Find the line containing "Read all visible content and emit it as JSON.". Retype it and every line after it through the end of the entries, exactly as written, with nothing added.

(Dataset items)
● ● ● ●
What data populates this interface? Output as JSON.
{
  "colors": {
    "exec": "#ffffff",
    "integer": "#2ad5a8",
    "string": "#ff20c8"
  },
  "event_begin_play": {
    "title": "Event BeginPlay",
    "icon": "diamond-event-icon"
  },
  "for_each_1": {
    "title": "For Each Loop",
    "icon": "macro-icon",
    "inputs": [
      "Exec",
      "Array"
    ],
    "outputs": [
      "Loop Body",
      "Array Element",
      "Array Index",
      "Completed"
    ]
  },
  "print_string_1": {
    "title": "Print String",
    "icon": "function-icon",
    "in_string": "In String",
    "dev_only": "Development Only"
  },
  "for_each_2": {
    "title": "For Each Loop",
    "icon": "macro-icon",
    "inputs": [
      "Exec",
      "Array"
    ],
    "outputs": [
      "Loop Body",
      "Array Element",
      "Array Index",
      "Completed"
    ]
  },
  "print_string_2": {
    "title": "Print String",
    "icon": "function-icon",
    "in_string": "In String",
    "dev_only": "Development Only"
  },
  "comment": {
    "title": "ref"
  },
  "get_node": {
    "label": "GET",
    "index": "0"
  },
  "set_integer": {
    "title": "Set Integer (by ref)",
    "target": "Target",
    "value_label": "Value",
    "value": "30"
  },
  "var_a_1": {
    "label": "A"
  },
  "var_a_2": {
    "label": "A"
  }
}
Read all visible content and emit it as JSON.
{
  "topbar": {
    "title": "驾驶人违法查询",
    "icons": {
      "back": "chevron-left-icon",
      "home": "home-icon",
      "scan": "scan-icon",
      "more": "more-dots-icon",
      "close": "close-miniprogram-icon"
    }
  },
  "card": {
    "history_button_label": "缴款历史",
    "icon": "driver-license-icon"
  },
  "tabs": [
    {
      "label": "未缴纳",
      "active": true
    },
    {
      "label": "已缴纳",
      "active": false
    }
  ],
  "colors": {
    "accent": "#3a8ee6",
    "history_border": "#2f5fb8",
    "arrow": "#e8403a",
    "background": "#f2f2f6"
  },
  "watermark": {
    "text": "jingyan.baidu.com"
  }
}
● ● ● ●
**TASK ANSWER**
Read all visible content and emit it as JSON.
{
  "topbar": {
    "title": "驾驶人违法查询",
    "icons": {
      "back": "chevron-left-icon",
      "home": "home-icon",
      "scan": "scan-icon",
      "more": "more-dots-icon",
      "close": "close-miniprogram-icon"
    }
  },
  "card": {
    "history_button_label": "缴款历史",
    "icon": "driver-license-icon"
  },
  "tabs": [
    {
      "label": "未缴纳",
      "active": true
    },
    {
      "label": "已缴纳",
      "active": false
    }
  ],
  "colors": {
    "accent": "#3a8ee6",
    "history_border": "#2f5fb8",
    "arrow": "#e8403a",
    "background": "#f2f2f6"
  },
  "watermark": {
    "text": "jingyan.baidu.com"
  }
}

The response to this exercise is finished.